[Collected data entries]
■ ■ ■ ■ ■

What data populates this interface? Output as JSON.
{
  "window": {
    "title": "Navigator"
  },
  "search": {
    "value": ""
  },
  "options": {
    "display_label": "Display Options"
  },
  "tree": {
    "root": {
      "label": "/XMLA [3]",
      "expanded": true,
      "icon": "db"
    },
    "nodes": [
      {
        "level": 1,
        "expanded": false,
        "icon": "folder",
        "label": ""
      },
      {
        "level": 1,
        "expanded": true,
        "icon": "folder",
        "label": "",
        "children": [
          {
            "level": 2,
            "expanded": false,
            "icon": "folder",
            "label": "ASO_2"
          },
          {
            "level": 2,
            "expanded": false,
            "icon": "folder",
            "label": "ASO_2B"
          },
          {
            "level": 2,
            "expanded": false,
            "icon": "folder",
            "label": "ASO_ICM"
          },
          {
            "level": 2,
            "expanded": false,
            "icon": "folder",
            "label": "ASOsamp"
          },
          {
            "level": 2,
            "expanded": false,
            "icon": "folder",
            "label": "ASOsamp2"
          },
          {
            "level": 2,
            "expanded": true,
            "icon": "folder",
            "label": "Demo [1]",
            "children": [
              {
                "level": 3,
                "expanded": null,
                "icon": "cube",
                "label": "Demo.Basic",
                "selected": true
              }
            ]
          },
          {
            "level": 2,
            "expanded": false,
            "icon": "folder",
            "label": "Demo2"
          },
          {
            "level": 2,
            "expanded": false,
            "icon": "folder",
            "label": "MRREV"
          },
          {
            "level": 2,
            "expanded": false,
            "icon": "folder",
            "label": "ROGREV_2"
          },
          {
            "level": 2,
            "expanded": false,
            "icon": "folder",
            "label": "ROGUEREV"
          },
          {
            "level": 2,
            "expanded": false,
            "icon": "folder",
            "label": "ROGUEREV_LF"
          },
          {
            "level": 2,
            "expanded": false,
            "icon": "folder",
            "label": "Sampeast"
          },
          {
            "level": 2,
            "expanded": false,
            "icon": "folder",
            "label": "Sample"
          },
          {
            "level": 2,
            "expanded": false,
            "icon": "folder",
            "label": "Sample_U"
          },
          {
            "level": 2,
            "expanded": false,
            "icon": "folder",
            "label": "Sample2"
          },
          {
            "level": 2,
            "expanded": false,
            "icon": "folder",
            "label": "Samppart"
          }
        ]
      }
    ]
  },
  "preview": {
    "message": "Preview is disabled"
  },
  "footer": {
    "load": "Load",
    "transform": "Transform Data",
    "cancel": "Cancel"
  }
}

■ ■ ■ ■ ■

Objective:
Restate every line of the data word for word.

Exercise solution:
What data populates this interface? Output as JSON.
{
  "window": {
    "title": "Navigator"
  },
  "search": {
    "value": ""
  },
  "options": {
    "display_label": "Display Options"
  },
  "tree": {
    "root": {
      "label": "/XMLA [3]",
      "expanded": true,
      "icon": "db"
    },
    "nodes": [
      {
        "level": 1,
        "expanded": false,
        "icon": "folder",
        "label": ""
      },
      {
        "level": 1,
        "expanded": true,
        "icon": "folder",
        "label": "",
        "children": [
          {
            "level": 2,
            "expanded": false,
            "icon": "folder",
            "label": "ASO_2"
          },
          {
            "level": 2,
            "expanded": false,
            "icon": "folder",
            "label": "ASO_2B"
          },
          {
            "level": 2,
            "expanded": false,
            "icon": "folder",
            "label": "ASO_ICM"
          },
          {
            "level": 2,
            "expanded": false,
            "icon": "folder",
            "label": "ASOsamp"
          },
          {
            "level": 2,
            "expanded": false,
            "icon": "folder",
            "label": "ASOsamp2"
          },
          {
            "level": 2,
            "expanded": true,
            "icon": "folder",
            "label": "Demo [1]",
            "children": [
              {
                "level": 3,
                "expanded": null,
                "icon": "cube",
                "label": "Demo.Basic",
                "selected": true
              }
            ]
          },
          {
            "level": 2,
            "expanded": false,
            "icon": "folder",
            "label": "Demo2"
          },
          {
            "level": 2,
            "expanded": false,
            "icon": "folder",
            "label": "MRREV"
          },
          {
            "level": 2,
            "expanded": false,
            "icon": "folder",
            "label": "ROGREV_2"
          },
          {
            "level": 2,
            "expanded": false,
            "icon": "folder",
            "label": "ROGUEREV"
          },
          {
            "level": 2,
            "expanded": false,
            "icon": "folder",
            "label": "ROGUEREV_LF"
          },
          {
            "level": 2,
            "expanded": false,
            "icon": "folder",
            "label": "Sampeast"
          },
          {
            "level": 2,
            "expanded": false,
            "icon": "folder",
            "label": "Sample"
          },
          {
            "level": 2,
            "expanded": false,
            "icon": "folder",
            "label": "Sample_U"
          },
          {
            "level": 2,
            "expanded": false,
            "icon": "folder",
            "label": "Sample2"
          },
          {
            "level": 2,
            "expanded": false,
            "icon": "folder",
            "label": "Samppart"
          }
        ]
      }
    ]
  },
  "preview": {
    "message": "Preview is disabled"
  },
  "footer": {
    "load": "Load",
    "transform": "Transform Data",
    "cancel": "Cancel"
  }
}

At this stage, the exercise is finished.